[Task] From the entries that follow, list every line in which the string "수료증명서" appears.
-- Start of Exercise input --
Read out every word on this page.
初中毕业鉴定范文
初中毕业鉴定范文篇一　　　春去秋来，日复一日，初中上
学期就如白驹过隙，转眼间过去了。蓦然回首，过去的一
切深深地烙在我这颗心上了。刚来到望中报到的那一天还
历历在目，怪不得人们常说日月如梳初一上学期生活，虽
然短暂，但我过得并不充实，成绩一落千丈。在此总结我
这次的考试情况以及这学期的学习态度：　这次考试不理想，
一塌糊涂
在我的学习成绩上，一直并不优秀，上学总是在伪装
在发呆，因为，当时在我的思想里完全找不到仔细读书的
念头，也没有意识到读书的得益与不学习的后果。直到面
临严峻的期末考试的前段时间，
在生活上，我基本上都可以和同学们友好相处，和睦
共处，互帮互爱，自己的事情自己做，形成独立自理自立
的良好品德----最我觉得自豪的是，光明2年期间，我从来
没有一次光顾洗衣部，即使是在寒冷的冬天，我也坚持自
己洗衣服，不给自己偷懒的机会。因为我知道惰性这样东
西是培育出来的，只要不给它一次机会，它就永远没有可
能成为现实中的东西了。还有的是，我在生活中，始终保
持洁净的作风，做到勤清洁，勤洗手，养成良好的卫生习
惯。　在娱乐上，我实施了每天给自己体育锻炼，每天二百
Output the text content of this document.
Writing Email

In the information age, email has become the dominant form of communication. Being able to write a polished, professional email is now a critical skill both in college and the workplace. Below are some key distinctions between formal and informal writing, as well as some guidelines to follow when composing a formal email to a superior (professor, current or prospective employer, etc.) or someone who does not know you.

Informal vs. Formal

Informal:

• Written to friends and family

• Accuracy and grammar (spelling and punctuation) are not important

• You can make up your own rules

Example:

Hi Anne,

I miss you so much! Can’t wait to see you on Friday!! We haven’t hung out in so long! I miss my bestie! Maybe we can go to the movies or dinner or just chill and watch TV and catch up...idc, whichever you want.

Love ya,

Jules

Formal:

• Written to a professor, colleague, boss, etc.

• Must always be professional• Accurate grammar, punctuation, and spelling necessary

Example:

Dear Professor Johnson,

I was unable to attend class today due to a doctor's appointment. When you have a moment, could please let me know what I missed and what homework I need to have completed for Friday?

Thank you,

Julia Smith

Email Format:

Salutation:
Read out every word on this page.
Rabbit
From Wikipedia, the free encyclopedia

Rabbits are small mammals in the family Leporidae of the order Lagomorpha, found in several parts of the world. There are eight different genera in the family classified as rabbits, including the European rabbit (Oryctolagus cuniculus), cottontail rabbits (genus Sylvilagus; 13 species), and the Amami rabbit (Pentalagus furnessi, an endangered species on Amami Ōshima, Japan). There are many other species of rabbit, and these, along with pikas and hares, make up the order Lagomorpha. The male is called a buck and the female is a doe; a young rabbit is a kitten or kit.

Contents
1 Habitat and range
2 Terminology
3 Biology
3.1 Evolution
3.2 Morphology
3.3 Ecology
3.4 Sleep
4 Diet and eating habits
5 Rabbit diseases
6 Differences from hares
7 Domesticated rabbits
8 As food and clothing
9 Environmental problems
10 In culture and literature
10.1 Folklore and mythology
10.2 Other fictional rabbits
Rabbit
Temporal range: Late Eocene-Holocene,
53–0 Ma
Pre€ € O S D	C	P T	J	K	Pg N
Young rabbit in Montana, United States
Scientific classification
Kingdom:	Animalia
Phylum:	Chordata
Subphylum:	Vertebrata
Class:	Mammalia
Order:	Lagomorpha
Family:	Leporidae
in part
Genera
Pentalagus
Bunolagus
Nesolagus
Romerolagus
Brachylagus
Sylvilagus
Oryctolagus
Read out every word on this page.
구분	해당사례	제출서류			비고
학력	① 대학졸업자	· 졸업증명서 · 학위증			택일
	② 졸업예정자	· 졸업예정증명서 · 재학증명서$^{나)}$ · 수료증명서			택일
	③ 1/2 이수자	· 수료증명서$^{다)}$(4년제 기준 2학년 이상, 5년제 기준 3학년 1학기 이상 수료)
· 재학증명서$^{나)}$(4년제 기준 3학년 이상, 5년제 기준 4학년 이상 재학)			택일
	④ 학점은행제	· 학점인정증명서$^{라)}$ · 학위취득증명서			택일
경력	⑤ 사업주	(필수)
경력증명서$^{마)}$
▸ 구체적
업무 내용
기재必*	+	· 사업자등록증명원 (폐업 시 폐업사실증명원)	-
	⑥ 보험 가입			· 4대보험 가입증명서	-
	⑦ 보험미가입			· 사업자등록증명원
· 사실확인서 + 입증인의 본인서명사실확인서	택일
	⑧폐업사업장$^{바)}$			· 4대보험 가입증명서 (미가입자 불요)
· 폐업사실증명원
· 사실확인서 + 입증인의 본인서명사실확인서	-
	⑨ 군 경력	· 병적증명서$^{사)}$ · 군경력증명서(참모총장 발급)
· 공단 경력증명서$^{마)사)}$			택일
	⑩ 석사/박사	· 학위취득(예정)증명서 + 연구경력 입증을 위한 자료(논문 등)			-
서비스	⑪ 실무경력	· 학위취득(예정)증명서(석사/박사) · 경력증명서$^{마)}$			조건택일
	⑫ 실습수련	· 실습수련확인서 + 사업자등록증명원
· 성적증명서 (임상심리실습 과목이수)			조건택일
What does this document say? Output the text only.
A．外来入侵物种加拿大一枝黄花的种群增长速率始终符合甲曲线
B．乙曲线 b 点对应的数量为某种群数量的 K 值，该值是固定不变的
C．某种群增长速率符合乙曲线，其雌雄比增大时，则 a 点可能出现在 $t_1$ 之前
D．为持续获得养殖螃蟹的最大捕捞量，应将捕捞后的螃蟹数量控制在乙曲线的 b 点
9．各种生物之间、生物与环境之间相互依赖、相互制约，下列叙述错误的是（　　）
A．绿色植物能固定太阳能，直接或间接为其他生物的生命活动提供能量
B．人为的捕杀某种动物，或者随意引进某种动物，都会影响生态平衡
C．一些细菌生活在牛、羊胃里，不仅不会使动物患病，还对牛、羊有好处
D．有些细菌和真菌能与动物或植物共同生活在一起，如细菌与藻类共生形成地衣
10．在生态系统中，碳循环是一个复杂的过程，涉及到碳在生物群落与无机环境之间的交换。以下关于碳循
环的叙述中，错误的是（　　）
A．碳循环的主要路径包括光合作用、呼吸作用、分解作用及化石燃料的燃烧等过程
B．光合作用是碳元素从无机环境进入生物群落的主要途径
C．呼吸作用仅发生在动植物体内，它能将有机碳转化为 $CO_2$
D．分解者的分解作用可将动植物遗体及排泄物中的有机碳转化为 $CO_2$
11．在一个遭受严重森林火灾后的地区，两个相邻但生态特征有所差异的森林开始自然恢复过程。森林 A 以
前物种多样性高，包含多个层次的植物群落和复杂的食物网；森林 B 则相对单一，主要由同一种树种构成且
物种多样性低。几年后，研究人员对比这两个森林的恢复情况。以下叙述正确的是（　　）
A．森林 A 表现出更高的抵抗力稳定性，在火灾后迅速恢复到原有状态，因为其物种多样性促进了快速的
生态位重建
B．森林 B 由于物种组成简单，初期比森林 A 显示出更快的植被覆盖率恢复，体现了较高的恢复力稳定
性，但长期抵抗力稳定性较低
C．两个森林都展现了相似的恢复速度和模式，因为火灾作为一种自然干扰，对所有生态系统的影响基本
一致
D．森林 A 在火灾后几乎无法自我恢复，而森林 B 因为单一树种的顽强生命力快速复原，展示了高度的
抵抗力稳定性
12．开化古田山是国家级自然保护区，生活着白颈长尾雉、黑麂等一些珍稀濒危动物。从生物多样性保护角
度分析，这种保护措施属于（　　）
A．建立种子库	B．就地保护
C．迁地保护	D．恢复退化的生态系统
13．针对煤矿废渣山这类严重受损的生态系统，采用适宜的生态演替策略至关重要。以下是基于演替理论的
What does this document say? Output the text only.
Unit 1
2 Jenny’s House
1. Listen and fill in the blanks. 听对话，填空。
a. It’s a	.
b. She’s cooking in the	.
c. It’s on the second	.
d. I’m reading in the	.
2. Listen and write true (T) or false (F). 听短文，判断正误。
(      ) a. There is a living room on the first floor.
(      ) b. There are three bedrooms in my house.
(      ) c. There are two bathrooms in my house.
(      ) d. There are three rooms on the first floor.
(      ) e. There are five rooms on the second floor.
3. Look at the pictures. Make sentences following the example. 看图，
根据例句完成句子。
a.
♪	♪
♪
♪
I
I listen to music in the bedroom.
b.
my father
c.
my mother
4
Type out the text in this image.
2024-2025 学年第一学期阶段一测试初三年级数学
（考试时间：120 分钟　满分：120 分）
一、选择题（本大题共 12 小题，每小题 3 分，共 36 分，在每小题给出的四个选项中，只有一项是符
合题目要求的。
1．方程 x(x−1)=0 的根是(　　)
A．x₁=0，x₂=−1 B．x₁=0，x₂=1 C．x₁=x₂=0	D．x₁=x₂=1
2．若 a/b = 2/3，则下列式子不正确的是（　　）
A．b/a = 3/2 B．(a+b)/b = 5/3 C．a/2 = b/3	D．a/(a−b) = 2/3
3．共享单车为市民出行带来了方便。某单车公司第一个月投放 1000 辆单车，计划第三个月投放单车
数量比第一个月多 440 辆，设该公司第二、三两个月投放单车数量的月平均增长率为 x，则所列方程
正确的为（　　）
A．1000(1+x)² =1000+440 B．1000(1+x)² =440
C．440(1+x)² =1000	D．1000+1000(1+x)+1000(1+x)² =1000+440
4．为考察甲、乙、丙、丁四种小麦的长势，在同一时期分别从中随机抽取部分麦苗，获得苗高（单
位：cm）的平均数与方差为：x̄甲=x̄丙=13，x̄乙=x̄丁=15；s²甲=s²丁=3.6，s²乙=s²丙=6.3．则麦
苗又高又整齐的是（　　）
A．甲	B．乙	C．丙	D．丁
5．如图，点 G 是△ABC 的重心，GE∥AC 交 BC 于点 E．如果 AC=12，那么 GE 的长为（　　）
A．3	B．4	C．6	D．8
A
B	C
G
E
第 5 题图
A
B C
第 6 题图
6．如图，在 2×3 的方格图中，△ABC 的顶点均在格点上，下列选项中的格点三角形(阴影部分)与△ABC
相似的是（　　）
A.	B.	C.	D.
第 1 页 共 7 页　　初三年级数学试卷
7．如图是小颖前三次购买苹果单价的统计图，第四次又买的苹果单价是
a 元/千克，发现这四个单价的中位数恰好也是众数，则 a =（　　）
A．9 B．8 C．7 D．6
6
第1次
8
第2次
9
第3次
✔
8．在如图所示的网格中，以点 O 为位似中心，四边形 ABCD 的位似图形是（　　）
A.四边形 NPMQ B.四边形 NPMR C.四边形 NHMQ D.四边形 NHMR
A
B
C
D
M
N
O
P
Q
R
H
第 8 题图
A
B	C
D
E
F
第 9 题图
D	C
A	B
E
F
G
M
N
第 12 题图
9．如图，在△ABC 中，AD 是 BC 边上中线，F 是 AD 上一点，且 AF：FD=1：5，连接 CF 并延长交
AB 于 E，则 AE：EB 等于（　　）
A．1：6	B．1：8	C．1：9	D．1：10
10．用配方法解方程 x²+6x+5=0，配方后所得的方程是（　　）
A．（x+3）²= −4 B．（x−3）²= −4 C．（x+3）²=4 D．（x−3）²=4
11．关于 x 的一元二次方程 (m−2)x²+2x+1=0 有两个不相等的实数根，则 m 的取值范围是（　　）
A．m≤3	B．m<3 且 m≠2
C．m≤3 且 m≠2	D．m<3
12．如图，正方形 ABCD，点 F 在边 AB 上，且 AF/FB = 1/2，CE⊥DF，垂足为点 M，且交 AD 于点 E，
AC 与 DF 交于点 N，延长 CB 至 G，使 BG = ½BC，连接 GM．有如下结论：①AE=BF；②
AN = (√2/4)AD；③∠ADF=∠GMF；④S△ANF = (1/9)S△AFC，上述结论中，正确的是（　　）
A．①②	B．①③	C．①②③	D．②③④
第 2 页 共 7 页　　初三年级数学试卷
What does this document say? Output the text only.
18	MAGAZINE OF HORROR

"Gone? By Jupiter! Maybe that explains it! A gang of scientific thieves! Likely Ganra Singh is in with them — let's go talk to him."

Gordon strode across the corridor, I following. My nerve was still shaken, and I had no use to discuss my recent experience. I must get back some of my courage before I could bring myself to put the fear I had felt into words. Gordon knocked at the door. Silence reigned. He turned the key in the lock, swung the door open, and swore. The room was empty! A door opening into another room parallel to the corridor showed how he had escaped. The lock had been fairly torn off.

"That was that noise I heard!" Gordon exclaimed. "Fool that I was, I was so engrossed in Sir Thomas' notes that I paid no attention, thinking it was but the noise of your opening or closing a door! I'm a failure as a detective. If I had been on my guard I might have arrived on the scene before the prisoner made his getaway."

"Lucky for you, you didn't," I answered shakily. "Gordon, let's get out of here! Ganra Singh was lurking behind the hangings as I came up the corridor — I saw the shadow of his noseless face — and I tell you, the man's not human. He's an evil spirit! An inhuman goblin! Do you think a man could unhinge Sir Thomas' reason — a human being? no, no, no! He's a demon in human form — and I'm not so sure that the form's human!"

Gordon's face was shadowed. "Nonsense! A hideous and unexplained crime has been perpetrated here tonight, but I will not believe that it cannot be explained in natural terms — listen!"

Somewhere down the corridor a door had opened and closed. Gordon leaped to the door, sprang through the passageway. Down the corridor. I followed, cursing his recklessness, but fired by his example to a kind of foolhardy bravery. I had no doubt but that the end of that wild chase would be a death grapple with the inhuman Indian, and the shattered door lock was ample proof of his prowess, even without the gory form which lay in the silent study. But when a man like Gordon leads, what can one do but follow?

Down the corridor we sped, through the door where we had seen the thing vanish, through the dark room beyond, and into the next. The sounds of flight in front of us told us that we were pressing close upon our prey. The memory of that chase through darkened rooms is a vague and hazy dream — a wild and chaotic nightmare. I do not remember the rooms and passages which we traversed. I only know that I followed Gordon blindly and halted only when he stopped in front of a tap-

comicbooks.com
-- End of Exercise input --
[Task response]
	② 졸업예정자	· 졸업예정증명서 · 재학증명서$^{나)}$ · 수료증명서			택일
	③ 1/2 이수자	· 수료증명서$^{다)}$(4년제 기준 2학년 이상, 5년제 기준 3학년 1학기 이상 수료)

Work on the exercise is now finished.